(Items from a data source)
* * * *
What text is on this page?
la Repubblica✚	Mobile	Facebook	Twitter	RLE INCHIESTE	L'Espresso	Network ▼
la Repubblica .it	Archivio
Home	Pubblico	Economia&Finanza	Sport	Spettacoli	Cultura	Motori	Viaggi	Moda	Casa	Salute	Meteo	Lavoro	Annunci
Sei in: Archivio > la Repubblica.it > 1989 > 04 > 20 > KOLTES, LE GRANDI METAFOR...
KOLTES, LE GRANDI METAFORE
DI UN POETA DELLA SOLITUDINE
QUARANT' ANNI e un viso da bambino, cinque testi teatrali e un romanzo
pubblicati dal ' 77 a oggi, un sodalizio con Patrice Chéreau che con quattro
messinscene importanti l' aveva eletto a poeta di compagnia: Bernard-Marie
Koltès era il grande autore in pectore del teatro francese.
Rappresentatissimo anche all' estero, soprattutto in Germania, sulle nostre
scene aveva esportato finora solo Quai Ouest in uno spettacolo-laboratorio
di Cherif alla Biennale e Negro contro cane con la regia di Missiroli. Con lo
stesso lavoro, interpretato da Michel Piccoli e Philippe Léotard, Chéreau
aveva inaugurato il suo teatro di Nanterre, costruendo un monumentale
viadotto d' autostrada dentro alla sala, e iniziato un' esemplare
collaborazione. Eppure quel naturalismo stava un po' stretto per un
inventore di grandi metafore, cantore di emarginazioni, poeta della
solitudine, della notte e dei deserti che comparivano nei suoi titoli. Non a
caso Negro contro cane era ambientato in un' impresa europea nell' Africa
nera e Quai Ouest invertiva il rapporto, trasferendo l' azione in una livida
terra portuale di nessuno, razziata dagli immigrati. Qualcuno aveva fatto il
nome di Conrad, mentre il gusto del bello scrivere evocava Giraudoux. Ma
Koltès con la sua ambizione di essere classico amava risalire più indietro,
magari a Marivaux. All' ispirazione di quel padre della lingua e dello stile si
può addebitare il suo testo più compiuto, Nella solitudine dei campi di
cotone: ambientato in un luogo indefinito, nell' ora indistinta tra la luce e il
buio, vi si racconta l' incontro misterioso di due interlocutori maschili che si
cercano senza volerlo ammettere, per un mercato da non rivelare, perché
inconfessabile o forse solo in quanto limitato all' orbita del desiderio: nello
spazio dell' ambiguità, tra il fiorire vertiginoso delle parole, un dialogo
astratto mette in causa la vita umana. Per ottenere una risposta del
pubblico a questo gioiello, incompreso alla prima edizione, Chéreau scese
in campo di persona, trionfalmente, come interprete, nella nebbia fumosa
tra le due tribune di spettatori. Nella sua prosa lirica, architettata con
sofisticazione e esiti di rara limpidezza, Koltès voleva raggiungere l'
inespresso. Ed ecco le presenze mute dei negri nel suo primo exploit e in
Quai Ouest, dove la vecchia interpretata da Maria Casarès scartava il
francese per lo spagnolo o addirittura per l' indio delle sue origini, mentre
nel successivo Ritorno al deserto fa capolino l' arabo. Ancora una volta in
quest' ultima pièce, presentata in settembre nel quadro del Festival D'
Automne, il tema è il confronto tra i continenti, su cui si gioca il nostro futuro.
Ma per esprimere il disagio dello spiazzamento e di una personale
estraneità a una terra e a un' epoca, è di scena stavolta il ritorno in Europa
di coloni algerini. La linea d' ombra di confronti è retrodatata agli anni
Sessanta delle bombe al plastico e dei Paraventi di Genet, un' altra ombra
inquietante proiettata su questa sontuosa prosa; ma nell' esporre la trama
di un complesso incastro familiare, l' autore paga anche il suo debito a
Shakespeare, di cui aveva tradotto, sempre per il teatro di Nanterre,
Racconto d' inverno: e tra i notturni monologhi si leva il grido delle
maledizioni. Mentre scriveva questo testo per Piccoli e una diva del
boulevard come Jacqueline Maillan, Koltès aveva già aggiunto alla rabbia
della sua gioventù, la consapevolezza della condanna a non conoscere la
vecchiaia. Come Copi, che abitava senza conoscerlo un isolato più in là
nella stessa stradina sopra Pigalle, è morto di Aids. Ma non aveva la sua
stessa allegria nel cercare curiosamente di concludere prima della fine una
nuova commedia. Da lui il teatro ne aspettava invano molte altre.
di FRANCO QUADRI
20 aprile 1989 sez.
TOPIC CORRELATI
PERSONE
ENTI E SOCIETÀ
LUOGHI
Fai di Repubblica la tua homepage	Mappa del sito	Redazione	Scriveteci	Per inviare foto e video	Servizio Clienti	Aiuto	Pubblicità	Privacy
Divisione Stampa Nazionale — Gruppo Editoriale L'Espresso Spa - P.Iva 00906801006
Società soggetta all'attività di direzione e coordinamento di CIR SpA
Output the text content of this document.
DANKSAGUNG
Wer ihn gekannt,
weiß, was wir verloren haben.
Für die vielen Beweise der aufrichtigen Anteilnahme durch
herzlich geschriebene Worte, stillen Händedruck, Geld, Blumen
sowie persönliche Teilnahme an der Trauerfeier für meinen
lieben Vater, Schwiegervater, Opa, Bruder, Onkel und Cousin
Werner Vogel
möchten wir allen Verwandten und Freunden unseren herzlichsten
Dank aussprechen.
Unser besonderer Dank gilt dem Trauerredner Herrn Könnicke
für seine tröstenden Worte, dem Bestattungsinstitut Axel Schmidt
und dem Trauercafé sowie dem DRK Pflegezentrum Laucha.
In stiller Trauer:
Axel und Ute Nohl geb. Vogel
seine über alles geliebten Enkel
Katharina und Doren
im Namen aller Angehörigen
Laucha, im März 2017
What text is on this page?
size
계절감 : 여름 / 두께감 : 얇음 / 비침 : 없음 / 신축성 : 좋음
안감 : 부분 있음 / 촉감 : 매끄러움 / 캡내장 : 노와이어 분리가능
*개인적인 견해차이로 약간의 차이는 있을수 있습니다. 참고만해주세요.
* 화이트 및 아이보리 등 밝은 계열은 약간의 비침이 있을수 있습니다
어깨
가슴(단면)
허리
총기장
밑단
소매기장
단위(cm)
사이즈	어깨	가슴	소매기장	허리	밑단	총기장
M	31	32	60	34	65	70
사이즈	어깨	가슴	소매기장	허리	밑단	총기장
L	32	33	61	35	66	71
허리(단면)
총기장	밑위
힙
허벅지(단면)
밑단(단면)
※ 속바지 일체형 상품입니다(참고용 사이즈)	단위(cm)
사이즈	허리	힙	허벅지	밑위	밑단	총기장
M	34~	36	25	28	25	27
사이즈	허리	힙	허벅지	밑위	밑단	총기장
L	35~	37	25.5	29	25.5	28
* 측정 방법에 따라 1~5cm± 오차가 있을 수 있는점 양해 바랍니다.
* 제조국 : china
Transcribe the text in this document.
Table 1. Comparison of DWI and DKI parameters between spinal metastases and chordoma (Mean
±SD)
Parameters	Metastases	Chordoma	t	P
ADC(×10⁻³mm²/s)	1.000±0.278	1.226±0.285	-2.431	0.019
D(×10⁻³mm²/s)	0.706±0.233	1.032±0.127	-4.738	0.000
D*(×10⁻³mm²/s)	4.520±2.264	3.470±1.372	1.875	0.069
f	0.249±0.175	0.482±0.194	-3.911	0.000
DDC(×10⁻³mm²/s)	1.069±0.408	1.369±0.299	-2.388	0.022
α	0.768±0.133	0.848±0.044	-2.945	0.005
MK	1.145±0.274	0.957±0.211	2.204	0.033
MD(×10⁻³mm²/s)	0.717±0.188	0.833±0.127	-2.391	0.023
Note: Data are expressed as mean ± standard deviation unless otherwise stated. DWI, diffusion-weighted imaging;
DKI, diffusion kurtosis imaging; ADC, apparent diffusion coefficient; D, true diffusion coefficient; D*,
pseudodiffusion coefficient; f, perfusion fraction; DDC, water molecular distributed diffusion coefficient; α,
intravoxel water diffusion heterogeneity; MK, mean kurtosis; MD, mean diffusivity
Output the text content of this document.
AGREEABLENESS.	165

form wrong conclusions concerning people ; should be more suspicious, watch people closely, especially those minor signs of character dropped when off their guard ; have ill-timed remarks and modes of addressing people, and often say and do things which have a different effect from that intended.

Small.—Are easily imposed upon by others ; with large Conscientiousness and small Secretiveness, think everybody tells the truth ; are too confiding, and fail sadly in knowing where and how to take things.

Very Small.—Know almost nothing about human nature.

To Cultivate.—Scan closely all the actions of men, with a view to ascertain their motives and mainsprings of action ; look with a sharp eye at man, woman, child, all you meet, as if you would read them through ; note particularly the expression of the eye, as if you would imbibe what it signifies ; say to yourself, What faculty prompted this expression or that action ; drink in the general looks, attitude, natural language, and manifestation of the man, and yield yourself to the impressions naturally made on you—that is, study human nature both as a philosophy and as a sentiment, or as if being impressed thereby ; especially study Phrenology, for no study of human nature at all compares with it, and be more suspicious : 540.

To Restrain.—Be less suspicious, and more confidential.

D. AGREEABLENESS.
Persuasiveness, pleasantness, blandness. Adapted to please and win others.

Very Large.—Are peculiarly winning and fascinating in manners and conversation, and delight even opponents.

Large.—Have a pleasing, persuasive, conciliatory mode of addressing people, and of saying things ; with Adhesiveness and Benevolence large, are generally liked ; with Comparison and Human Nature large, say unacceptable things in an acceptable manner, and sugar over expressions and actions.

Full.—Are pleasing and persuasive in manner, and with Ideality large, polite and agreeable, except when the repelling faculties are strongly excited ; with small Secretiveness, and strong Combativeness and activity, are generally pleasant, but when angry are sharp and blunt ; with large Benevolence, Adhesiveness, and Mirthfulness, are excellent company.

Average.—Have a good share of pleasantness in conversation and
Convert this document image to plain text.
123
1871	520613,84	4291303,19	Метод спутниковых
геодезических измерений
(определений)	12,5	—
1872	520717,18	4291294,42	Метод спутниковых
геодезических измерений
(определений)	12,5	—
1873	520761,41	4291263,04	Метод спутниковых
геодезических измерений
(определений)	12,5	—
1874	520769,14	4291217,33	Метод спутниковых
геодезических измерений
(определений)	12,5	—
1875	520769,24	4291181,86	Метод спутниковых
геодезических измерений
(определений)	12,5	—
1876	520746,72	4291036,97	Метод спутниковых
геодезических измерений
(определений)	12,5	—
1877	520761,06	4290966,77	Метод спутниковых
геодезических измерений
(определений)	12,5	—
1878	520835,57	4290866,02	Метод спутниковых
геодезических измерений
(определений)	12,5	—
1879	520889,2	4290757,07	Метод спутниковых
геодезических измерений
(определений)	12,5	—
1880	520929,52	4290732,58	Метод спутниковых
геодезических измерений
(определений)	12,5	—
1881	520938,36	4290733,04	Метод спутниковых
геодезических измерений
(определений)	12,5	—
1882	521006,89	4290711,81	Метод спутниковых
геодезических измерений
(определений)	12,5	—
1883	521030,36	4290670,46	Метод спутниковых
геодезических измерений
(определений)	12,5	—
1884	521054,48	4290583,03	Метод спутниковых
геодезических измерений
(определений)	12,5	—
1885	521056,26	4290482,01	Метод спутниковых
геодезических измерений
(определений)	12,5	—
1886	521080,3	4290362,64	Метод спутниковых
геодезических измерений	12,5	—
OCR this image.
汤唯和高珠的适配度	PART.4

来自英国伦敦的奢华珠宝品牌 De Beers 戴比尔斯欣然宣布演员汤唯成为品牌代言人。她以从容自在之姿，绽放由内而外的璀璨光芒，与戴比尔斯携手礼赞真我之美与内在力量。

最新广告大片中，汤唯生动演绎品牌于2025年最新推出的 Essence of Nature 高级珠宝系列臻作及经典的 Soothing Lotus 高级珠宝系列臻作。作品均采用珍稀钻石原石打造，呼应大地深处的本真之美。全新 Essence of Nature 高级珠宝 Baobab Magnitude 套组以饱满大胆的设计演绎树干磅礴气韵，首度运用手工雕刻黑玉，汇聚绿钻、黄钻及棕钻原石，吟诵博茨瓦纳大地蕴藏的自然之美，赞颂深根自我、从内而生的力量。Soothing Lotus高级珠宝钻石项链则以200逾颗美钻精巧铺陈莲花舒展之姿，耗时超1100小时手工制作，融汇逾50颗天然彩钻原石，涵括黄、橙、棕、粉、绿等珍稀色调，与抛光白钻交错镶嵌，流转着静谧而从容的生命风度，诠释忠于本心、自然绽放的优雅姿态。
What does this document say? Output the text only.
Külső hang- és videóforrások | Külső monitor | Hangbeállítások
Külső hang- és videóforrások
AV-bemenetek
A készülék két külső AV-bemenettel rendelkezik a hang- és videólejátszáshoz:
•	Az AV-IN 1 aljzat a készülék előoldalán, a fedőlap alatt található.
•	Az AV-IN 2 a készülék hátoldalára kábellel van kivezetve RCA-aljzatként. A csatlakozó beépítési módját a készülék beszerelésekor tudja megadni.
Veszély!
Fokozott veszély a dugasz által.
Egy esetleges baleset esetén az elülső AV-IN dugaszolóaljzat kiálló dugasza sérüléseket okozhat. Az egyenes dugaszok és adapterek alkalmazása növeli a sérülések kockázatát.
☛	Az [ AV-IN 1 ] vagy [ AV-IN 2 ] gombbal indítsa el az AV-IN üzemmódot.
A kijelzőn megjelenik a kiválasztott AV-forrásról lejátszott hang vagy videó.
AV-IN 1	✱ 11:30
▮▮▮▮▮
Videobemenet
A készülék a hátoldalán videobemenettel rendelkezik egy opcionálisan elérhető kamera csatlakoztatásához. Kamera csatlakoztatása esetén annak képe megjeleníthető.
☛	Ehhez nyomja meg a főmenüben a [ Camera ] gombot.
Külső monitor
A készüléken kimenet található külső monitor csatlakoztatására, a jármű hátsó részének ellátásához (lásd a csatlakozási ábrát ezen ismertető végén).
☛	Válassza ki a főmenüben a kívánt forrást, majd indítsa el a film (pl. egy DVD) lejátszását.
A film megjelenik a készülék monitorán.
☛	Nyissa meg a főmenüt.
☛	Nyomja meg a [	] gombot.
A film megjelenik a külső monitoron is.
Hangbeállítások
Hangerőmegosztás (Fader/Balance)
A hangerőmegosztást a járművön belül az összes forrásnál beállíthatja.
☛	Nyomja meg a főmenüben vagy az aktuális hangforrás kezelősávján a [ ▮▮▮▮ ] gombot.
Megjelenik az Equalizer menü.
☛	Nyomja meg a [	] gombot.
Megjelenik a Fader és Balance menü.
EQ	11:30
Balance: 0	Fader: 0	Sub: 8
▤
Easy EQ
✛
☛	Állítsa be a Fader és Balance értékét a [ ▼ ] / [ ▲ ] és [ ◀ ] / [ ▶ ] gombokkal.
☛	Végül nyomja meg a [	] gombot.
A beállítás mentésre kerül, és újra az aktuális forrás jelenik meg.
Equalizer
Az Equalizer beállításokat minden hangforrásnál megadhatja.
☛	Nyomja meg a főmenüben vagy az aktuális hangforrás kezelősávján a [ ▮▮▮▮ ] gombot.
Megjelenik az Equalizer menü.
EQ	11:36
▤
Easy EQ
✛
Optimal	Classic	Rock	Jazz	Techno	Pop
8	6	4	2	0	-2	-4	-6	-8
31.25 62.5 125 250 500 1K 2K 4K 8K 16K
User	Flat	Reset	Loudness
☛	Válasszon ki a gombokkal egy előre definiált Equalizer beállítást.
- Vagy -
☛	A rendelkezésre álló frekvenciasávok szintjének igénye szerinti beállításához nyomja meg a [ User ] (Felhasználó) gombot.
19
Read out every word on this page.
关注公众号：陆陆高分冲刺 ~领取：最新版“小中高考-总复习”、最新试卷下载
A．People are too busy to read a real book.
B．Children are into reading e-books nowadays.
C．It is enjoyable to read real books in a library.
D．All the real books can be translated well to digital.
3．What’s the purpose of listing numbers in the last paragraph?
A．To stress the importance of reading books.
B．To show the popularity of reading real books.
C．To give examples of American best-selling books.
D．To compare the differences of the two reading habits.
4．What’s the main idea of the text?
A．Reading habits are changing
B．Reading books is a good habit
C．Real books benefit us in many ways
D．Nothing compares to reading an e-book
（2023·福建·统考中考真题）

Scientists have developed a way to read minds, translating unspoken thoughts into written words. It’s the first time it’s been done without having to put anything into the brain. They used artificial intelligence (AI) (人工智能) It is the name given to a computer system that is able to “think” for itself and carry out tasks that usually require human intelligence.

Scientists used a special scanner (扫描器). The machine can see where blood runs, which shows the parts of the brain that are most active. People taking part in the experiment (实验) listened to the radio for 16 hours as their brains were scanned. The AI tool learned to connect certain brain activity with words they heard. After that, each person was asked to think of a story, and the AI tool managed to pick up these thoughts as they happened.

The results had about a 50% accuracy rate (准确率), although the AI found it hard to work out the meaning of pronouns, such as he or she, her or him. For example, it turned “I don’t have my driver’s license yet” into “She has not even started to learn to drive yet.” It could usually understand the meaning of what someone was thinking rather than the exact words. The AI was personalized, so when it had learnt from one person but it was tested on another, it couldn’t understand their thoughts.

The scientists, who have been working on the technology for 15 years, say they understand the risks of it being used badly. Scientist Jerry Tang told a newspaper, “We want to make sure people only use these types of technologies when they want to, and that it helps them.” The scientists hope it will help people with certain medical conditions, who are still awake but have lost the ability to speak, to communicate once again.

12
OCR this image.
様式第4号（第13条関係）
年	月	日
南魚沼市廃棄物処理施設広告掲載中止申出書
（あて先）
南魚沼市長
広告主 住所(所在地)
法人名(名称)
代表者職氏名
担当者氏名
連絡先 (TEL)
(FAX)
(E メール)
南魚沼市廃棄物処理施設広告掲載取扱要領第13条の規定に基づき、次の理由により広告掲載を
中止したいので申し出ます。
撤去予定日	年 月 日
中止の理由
* * * *
▶ [DIRECTIONS FOR THIS TASK]:
Using the entries above, return each line that includes the word "only".

▶ [WRITTEN ANSWER]:
What does this document say? Output the text only.
The scientists, who have been working on the technology for 15 years, say they understand the risks of it being used badly. Scientist Jerry Tang told a newspaper, “We want to make sure people only use these types of technologies when they want to, and that it helps them.” The scientists hope it will help people with certain medical conditions, who are still awake but have lost the ability to speak, to communicate once again.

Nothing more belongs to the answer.